* DIRECTIVE
Give every line from the entries that contains "CoAP".

* DATA TO USE
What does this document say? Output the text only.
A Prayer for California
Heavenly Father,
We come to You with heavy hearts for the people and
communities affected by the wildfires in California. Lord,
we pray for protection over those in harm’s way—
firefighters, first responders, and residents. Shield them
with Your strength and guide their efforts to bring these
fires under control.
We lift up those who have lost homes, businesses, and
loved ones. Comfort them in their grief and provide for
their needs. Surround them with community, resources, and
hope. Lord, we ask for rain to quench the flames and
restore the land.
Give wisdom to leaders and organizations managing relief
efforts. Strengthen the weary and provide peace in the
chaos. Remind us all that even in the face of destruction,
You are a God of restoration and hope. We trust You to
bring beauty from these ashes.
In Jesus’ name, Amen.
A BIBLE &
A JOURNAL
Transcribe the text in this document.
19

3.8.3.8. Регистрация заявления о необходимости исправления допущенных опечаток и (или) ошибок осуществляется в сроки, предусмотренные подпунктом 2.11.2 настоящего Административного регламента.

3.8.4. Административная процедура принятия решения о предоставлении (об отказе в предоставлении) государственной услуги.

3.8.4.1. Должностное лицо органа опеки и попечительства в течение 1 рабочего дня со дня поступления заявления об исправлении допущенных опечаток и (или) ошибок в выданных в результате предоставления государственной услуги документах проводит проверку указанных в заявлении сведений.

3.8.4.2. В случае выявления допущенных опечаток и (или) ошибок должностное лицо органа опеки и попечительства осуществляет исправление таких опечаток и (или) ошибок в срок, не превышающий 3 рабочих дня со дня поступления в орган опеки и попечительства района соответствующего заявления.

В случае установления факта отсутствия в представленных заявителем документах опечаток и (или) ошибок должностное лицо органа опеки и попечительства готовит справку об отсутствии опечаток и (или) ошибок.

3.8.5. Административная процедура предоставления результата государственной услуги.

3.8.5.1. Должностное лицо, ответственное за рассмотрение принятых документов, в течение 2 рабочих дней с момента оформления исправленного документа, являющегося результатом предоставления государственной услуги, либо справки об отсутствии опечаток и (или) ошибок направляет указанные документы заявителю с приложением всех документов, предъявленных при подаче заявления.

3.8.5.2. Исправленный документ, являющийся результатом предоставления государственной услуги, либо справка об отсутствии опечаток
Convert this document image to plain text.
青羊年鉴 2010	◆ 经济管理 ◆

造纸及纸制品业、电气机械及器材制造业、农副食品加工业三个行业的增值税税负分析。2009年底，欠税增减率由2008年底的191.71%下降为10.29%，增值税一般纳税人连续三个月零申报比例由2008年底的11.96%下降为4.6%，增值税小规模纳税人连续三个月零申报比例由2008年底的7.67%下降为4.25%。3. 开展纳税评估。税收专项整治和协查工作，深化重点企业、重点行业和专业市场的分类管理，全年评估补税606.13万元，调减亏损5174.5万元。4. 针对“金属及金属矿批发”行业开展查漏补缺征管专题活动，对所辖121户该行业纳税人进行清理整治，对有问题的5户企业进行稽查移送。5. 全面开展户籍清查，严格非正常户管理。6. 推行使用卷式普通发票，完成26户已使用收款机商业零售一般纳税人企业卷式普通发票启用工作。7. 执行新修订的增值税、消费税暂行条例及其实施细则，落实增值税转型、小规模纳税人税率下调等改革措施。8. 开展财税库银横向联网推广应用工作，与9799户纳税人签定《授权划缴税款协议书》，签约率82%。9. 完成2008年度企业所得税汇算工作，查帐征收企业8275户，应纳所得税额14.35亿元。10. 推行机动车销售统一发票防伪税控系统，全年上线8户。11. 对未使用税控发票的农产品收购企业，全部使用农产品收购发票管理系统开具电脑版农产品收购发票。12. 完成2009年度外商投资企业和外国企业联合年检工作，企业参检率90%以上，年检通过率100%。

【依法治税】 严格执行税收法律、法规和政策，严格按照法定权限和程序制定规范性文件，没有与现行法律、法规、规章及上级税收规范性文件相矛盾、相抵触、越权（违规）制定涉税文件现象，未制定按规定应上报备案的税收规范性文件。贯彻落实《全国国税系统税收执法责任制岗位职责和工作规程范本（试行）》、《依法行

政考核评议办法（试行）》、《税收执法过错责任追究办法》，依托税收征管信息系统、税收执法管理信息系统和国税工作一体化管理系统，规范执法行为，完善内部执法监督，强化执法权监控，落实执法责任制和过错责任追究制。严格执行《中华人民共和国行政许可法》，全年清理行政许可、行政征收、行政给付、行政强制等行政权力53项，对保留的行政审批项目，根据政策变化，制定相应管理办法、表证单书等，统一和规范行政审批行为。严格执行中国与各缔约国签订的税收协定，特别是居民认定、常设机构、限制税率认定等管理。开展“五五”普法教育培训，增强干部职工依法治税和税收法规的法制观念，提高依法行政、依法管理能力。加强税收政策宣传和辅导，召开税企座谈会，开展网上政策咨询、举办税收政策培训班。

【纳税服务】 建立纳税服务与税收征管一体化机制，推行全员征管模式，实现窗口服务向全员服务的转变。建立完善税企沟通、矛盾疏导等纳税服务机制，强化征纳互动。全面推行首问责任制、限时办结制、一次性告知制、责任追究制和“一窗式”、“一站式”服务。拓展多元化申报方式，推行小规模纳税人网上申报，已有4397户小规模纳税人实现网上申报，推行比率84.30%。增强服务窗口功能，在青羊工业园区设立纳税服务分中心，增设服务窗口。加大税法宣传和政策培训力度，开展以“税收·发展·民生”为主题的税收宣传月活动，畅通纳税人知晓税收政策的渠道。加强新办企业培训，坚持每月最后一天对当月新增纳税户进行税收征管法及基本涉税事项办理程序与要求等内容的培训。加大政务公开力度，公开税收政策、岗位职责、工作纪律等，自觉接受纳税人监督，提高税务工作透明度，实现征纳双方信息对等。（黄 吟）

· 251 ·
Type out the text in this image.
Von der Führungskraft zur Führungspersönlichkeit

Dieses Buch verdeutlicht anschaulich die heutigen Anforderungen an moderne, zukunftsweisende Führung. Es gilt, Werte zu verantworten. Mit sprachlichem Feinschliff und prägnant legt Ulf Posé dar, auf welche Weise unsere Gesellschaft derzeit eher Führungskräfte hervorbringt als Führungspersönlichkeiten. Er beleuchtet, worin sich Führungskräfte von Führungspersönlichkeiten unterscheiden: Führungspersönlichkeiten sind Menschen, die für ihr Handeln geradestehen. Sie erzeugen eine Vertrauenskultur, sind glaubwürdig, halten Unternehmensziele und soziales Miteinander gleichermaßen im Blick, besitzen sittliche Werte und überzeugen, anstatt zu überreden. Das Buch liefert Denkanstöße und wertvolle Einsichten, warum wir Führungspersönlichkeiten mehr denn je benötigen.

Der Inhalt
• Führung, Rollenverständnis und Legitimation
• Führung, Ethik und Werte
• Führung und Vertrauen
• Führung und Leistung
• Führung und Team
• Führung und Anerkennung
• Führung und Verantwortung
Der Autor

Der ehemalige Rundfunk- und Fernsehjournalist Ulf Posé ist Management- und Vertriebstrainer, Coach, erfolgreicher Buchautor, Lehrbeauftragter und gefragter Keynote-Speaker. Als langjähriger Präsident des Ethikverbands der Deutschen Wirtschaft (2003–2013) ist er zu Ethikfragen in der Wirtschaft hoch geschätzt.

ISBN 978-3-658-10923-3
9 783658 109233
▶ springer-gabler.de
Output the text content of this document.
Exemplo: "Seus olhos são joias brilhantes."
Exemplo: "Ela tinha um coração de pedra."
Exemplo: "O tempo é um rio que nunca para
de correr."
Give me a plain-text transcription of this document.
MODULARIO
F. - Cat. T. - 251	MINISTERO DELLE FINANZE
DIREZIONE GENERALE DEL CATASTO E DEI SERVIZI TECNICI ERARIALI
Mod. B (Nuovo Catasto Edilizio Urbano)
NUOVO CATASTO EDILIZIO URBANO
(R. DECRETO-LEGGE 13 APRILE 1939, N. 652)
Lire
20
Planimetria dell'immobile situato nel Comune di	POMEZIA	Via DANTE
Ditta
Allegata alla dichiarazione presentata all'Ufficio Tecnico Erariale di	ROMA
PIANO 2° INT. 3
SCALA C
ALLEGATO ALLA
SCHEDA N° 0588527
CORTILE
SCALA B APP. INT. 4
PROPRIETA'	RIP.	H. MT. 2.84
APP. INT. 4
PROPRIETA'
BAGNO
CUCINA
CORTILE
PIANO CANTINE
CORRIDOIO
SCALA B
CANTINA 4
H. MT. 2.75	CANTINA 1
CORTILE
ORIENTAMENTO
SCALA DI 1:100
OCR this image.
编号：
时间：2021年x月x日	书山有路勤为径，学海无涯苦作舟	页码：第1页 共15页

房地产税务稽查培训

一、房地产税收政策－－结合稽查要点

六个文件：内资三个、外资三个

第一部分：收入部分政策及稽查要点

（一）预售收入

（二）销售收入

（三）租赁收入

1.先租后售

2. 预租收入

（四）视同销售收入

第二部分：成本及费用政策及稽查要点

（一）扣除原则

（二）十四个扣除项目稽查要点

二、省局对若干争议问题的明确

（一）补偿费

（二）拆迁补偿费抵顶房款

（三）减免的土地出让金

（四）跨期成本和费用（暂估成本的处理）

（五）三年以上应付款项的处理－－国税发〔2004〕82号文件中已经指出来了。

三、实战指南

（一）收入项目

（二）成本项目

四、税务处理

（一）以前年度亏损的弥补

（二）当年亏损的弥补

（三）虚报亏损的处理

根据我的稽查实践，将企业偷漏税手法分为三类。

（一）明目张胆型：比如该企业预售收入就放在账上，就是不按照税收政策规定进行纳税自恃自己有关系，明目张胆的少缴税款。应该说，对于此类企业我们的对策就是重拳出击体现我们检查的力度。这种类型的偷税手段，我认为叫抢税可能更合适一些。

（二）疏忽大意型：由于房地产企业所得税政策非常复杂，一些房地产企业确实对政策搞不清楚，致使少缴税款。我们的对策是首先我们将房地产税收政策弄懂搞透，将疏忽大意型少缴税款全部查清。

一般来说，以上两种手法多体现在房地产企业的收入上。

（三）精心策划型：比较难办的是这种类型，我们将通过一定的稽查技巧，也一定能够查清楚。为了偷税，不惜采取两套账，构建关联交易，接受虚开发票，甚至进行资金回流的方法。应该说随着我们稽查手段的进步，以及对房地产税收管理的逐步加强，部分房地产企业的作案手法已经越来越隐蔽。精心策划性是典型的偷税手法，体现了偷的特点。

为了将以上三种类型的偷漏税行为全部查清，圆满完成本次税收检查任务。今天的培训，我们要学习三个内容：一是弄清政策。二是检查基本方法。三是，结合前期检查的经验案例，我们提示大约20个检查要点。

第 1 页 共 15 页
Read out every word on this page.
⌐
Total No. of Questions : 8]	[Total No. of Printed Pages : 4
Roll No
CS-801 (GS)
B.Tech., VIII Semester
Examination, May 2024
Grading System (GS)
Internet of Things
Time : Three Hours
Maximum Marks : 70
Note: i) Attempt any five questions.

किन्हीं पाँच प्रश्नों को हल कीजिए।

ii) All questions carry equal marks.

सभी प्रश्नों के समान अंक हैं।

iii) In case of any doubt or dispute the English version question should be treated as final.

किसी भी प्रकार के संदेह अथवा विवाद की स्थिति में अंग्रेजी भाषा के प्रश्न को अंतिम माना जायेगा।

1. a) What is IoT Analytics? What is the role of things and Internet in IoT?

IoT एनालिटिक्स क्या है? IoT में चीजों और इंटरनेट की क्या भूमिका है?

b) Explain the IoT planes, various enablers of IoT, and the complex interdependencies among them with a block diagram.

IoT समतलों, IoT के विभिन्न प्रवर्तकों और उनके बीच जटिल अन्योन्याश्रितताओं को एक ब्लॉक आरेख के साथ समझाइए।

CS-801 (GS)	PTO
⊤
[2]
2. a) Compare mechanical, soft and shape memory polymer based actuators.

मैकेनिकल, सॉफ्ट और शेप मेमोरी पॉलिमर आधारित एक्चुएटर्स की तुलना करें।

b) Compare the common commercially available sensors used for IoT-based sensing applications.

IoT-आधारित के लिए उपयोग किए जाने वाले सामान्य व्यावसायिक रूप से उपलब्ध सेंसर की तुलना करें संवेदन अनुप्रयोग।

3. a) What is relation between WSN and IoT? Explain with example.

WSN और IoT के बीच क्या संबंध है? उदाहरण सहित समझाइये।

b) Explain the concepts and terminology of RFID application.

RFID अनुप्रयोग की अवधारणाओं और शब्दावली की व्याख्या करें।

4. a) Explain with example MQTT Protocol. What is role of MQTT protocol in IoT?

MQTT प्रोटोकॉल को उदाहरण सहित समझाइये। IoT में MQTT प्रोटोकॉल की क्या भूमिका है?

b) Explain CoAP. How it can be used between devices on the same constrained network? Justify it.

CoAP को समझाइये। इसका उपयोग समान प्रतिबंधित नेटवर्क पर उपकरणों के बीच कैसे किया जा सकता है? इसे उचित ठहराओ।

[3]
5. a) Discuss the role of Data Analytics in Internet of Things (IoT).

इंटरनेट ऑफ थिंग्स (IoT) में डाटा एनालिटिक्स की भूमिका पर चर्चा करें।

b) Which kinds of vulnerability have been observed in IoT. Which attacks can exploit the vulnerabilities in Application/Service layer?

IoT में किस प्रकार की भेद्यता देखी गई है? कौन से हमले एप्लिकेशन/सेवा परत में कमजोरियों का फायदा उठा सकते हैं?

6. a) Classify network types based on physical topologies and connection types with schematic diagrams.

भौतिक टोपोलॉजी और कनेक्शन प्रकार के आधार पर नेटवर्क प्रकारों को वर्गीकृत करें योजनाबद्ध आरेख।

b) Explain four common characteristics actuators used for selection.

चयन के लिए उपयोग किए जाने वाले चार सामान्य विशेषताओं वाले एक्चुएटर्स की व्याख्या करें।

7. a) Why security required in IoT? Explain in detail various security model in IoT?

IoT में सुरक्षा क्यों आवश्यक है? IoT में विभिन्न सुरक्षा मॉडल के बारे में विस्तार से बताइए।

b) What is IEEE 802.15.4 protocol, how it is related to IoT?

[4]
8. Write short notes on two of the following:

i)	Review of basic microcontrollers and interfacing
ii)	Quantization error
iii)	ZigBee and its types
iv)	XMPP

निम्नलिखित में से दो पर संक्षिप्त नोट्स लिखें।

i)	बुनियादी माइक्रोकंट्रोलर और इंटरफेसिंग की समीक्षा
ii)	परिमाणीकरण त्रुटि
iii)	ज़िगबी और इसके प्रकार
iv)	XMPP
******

* THE SOLUTION
b) Explain CoAP. How it can be used between devices on the same constrained network? Justify it.
CoAP को समझाइये। इसका उपयोग समान प्रतिबंधित नेटवर्क पर उपकरणों के बीच कैसे किया जा सकता है? इसे उचित ठहराओ।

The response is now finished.